(Items from a dataset)
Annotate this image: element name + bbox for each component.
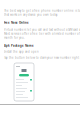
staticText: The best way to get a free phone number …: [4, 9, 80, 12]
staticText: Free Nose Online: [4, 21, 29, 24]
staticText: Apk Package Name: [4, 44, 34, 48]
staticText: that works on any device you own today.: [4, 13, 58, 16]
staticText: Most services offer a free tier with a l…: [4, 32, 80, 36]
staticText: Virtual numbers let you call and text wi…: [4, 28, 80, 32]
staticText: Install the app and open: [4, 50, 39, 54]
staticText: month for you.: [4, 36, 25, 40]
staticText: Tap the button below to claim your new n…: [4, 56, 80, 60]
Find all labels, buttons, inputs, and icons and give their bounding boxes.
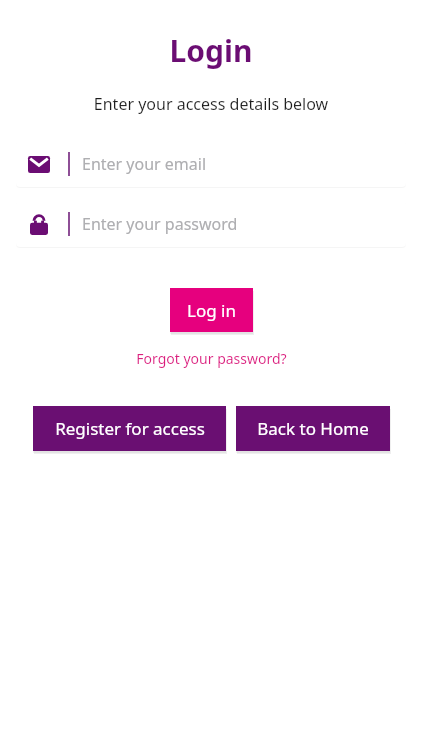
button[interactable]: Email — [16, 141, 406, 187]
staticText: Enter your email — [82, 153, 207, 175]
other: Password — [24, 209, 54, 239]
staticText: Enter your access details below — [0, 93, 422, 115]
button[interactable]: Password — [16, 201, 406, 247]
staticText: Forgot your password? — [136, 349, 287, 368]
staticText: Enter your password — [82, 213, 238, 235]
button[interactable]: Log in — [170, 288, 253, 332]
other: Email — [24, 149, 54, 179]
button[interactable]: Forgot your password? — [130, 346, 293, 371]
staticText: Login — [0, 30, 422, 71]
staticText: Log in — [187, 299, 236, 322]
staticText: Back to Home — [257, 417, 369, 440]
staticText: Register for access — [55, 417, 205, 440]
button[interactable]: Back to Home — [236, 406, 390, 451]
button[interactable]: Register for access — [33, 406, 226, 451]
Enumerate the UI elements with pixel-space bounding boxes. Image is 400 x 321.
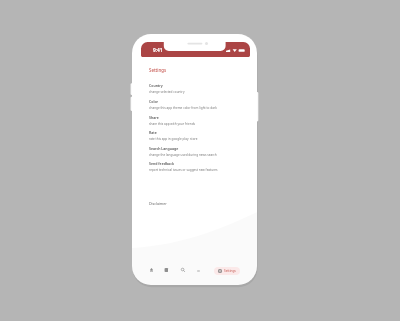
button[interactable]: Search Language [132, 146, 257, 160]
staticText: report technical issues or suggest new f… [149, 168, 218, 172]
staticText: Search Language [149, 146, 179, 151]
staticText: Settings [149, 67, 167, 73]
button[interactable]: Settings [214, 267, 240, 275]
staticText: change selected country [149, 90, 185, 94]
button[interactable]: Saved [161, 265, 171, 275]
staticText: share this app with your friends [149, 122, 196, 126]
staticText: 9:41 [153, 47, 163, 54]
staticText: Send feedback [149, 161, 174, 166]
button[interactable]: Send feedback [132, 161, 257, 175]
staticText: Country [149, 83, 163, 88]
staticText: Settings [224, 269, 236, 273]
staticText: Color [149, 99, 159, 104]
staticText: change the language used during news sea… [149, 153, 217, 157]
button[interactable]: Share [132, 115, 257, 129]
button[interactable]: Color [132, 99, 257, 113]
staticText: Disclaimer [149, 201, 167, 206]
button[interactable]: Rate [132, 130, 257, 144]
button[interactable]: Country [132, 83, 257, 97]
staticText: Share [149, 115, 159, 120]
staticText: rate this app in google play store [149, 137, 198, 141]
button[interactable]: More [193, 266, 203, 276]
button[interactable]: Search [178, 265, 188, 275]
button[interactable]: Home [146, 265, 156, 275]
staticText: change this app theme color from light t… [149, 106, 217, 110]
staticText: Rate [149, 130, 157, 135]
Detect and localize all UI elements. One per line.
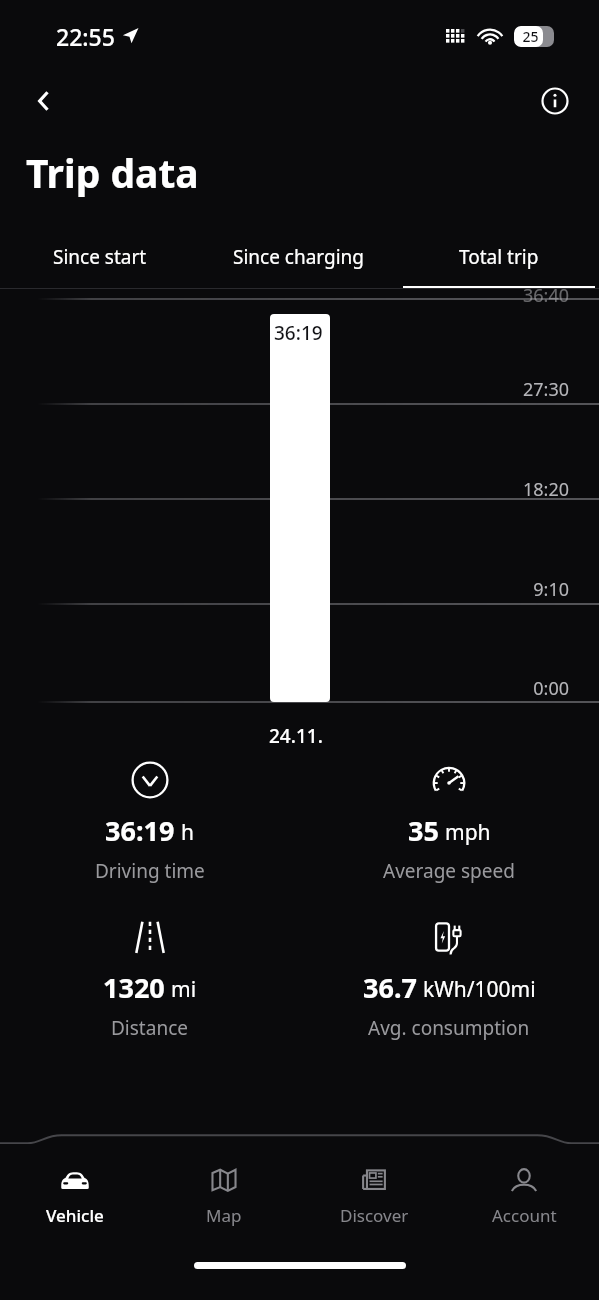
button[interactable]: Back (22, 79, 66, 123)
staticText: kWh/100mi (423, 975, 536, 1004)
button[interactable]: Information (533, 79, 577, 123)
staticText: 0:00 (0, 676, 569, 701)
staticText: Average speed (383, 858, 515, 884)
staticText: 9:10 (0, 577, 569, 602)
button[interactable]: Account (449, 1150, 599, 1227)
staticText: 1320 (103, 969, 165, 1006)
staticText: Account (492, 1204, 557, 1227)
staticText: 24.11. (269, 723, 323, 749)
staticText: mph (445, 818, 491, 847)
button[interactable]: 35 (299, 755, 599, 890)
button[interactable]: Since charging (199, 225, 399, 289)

→ EXERCISE INSTRUCTIONS
Extract every line of the material above that contains the string "elements". Match uppercase and lowercase exactly.

→ ANSWER
Enumerate the UI elements with pixel-space bounding boxes. Image is 400 x 321.
Detect and localize all UI elements. One per line.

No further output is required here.